The entries below are to be repeated exactly as they stand.
═══ EXTRACTED RECORDS ═══
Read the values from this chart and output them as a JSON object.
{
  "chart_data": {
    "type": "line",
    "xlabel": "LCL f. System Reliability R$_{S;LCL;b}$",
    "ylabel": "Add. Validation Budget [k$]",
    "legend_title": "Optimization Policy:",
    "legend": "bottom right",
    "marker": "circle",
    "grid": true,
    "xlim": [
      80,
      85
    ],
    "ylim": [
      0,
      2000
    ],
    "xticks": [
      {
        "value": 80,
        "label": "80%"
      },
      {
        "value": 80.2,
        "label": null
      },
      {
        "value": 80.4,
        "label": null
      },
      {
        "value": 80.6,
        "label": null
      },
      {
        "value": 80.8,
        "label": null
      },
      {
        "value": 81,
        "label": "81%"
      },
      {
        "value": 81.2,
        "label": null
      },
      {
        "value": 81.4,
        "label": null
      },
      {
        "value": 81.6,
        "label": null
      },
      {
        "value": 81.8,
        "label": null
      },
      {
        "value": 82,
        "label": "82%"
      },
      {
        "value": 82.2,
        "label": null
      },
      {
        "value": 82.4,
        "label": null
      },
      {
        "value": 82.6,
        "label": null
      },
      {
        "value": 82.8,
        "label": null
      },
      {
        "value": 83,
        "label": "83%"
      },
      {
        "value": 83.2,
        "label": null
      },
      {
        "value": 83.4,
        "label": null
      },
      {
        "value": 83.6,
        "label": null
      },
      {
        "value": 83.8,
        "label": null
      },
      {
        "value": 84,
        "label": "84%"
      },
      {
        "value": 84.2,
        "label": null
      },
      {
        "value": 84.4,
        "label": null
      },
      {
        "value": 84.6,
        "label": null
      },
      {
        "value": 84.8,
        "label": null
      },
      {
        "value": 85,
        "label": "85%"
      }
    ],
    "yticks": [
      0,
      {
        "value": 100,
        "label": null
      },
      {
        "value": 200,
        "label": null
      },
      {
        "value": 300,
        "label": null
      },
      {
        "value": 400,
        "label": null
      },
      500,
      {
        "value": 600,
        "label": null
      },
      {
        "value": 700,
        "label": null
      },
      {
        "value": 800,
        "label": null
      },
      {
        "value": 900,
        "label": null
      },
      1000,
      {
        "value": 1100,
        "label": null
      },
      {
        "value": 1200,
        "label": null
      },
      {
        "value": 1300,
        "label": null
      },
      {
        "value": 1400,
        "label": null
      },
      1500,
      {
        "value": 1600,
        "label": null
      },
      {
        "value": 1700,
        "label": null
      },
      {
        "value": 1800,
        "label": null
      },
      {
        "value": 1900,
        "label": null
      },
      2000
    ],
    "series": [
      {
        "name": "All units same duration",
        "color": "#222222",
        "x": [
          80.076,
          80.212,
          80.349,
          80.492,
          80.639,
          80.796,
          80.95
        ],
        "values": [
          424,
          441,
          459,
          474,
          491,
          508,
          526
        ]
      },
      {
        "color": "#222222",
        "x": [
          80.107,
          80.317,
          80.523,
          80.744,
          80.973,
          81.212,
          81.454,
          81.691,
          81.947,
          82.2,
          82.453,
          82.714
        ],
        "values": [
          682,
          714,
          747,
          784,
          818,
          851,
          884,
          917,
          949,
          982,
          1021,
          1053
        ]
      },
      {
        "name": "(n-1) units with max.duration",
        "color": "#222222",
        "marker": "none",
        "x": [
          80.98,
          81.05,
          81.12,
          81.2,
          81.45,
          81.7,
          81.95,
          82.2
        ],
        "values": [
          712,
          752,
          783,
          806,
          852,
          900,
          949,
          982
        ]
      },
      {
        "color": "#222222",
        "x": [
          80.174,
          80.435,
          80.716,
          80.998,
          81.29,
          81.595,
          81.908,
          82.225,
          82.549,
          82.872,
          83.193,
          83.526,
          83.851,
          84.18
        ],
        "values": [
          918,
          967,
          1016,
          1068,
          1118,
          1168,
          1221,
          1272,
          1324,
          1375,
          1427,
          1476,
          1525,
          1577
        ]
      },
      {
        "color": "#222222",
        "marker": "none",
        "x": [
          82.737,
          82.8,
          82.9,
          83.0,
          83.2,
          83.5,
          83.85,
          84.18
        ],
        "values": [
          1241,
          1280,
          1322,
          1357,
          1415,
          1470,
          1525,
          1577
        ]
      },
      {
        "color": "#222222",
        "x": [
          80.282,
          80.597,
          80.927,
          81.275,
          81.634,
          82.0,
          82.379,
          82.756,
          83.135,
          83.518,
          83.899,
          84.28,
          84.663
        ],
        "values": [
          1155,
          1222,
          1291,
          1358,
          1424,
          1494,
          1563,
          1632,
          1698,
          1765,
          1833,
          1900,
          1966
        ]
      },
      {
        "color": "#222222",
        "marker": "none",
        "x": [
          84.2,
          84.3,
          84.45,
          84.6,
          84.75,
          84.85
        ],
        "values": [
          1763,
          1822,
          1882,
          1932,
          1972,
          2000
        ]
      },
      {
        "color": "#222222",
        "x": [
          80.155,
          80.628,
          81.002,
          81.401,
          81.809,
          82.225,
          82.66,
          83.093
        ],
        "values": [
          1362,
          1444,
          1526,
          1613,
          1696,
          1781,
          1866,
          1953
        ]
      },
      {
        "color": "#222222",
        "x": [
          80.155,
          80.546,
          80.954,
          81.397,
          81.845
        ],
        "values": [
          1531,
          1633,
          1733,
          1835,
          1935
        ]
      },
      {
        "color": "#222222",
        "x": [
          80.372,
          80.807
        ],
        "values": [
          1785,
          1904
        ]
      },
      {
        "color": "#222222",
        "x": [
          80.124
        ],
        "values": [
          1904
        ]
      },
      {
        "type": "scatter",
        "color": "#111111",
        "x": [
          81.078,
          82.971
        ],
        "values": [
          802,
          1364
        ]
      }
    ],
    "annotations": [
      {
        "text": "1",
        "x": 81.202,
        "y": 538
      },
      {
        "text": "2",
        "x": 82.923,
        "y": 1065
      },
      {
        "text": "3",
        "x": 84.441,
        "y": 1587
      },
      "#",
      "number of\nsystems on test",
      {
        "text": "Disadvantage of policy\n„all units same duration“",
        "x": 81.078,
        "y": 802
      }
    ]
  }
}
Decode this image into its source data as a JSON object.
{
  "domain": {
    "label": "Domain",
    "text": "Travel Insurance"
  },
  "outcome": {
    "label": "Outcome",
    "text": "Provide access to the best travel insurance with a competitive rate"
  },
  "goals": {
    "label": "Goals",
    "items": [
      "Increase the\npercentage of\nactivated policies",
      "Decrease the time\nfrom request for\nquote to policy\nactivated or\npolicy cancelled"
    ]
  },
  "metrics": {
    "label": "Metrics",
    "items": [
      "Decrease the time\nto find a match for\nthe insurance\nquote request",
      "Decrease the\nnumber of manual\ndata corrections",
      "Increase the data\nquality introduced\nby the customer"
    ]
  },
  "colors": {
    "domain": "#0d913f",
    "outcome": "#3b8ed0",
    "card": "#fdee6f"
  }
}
═══
EXERCISE SOLUTION:
Read the values from this chart and output them as a JSON object.
{
  "chart_data": {
    "type": "line",
    "xlabel": "LCL f. System Reliability R$_{S;LCL;b}$",
    "ylabel": "Add. Validation Budget [k$]",
    "legend_title": "Optimization Policy:",
    "legend": "bottom right",
    "marker": "circle",
    "grid": true,
    "xlim": [
      80,
      85
    ],
    "ylim": [
      0,
      2000
    ],
    "xticks": [
      {
        "value": 80,
        "label": "80%"
      },
      {
        "value": 80.2,
        "label": null
      },
      {
        "value": 80.4,
        "label": null
      },
      {
        "value": 80.6,
        "label": null
      },
      {
        "value": 80.8,
        "label": null
      },
      {
        "value": 81,
        "label": "81%"
      },
      {
        "value": 81.2,
        "label": null
      },
      {
        "value": 81.4,
        "label": null
      },
      {
        "value": 81.6,
        "label": null
      },
      {
        "value": 81.8,
        "label": null
      },
      {
        "value": 82,
        "label": "82%"
      },
      {
        "value": 82.2,
        "label": null
      },
      {
        "value": 82.4,
        "label": null
      },
      {
        "value": 82.6,
        "label": null
      },
      {
        "value": 82.8,
        "label": null
      },
      {
        "value": 83,
        "label": "83%"
      },
      {
        "value": 83.2,
        "label": null
      },
      {
        "value": 83.4,
        "label": null
      },
      {
        "value": 83.6,
        "label": null
      },
      {
        "value": 83.8,
        "label": null
      },
      {
        "value": 84,
        "label": "84%"
      },
      {
        "value": 84.2,
        "label": null
      },
      {
        "value": 84.4,
        "label": null
      },
      {
        "value": 84.6,
        "label": null
      },
      {
        "value": 84.8,
        "label": null
      },
      {
        "value": 85,
        "label": "85%"
      }
    ],
    "yticks": [
      0,
      {
        "value": 100,
        "label": null
      },
      {
        "value": 200,
        "label": null
      },
      {
        "value": 300,
        "label": null
      },
      {
        "value": 400,
        "label": null
      },
      500,
      {
        "value": 600,
        "label": null
      },
      {
        "value": 700,
        "label": null
      },
      {
        "value": 800,
        "label": null
      },
      {
        "value": 900,
        "label": null
      },
      1000,
      {
        "value": 1100,
        "label": null
      },
      {
        "value": 1200,
        "label": null
      },
      {
        "value": 1300,
        "label": null
      },
      {
        "value": 1400,
        "label": null
      },
      1500,
      {
        "value": 1600,
        "label": null
      },
      {
        "value": 1700,
        "label": null
      },
      {
        "value": 1800,
        "label": null
      },
      {
        "value": 1900,
        "label": null
      },
      2000
    ],
    "series": [
      {
        "name": "All units same duration",
        "color": "#222222",
        "x": [
          80.076,
          80.212,
          80.349,
          80.492,
          80.639,
          80.796,
          80.95
        ],
        "values": [
          424,
          441,
          459,
          474,
          491,
          508,
          526
        ]
      },
      {
        "color": "#222222",
        "x": [
          80.107,
          80.317,
          80.523,
          80.744,
          80.973,
          81.212,
          81.454,
          81.691,
          81.947,
          82.2,
          82.453,
          82.714
        ],
        "values": [
          682,
          714,
          747,
          784,
          818,
          851,
          884,
          917,
          949,
          982,
          1021,
          1053
        ]
      },
      {
        "name": "(n-1) units with max.duration",
        "color": "#222222",
        "marker": "none",
        "x": [
          80.98,
          81.05,
          81.12,
          81.2,
          81.45,
          81.7,
          81.95,
          82.2
        ],
        "values": [
          712,
          752,
          783,
          806,
          852,
          900,
          949,
          982
        ]
      },
      {
        "color": "#222222",
        "x": [
          80.174,
          80.435,
          80.716,
          80.998,
          81.29,
          81.595,
          81.908,
          82.225,
          82.549,
          82.872,
          83.193,
          83.526,
          83.851,
          84.18
        ],
        "values": [
          918,
          967,
          1016,
          1068,
          1118,
          1168,
          1221,
          1272,
          1324,
          1375,
          1427,
          1476,
          1525,
          1577
        ]
      },
      {
        "color": "#222222",
        "marker": "none",
        "x": [
          82.737,
          82.8,
          82.9,
          83.0,
          83.2,
          83.5,
          83.85,
          84.18
        ],
        "values": [
          1241,
          1280,
          1322,
          1357,
          1415,
          1470,
          1525,
          1577
        ]
      },
      {
        "color": "#222222",
        "x": [
          80.282,
          80.597,
          80.927,
          81.275,
          81.634,
          82.0,
          82.379,
          82.756,
          83.135,
          83.518,
          83.899,
          84.28,
          84.663
        ],
        "values": [
          1155,
          1222,
          1291,
          1358,
          1424,
          1494,
          1563,
          1632,
          1698,
          1765,
          1833,
          1900,
          1966
        ]
      },
      {
        "color": "#222222",
        "marker": "none",
        "x": [
          84.2,
          84.3,
          84.45,
          84.6,
          84.75,
          84.85
        ],
        "values": [
          1763,
          1822,
          1882,
          1932,
          1972,
          2000
        ]
      },
      {
        "color": "#222222",
        "x": [
          80.155,
          80.628,
          81.002,
          81.401,
          81.809,
          82.225,
          82.66,
          83.093
        ],
        "values": [
          1362,
          1444,
          1526,
          1613,
          1696,
          1781,
          1866,
          1953
        ]
      },
      {
        "color": "#222222",
        "x": [
          80.155,
          80.546,
          80.954,
          81.397,
          81.845
        ],
        "values": [
          1531,
          1633,
          1733,
          1835,
          1935
        ]
      },
      {
        "color": "#222222",
        "x": [
          80.372,
          80.807
        ],
        "values": [
          1785,
          1904
        ]
      },
      {
        "color": "#222222",
        "x": [
          80.124
        ],
        "values": [
          1904
        ]
      },
      {
        "type": "scatter",
        "color": "#111111",
        "x": [
          81.078,
          82.971
        ],
        "values": [
          802,
          1364
        ]
      }
    ],
    "annotations": [
      {
        "text": "1",
        "x": 81.202,
        "y": 538
      },
      {
        "text": "2",
        "x": 82.923,
        "y": 1065
      },
      {
        "text": "3",
        "x": 84.441,
        "y": 1587
      },
      "#",
      "number of\nsystems on test",
      {
        "text": "Disadvantage of policy\n„all units same duration“",
        "x": 81.078,
        "y": 802
      }
    ]
  }
}
Decode this image into its source data as a JSON object.
{
  "domain": {
    "label": "Domain",
    "text": "Travel Insurance"
  },
  "outcome": {
    "label": "Outcome",
    "text": "Provide access to the best travel insurance with a competitive rate"
  },
  "goals": {
    "label": "Goals",
    "items": [
      "Increase the\npercentage of\nactivated policies",
      "Decrease the time\nfrom request for\nquote to policy\nactivated or\npolicy cancelled"
    ]
  },
  "metrics": {
    "label": "Metrics",
    "items": [
      "Decrease the time\nto find a match for\nthe insurance\nquote request",
      "Decrease the\nnumber of manual\ndata corrections",
      "Increase the data\nquality introduced\nby the customer"
    ]
  },
  "colors": {
    "domain": "#0d913f",
    "outcome": "#3b8ed0",
    "card": "#fdee6f"
  }
}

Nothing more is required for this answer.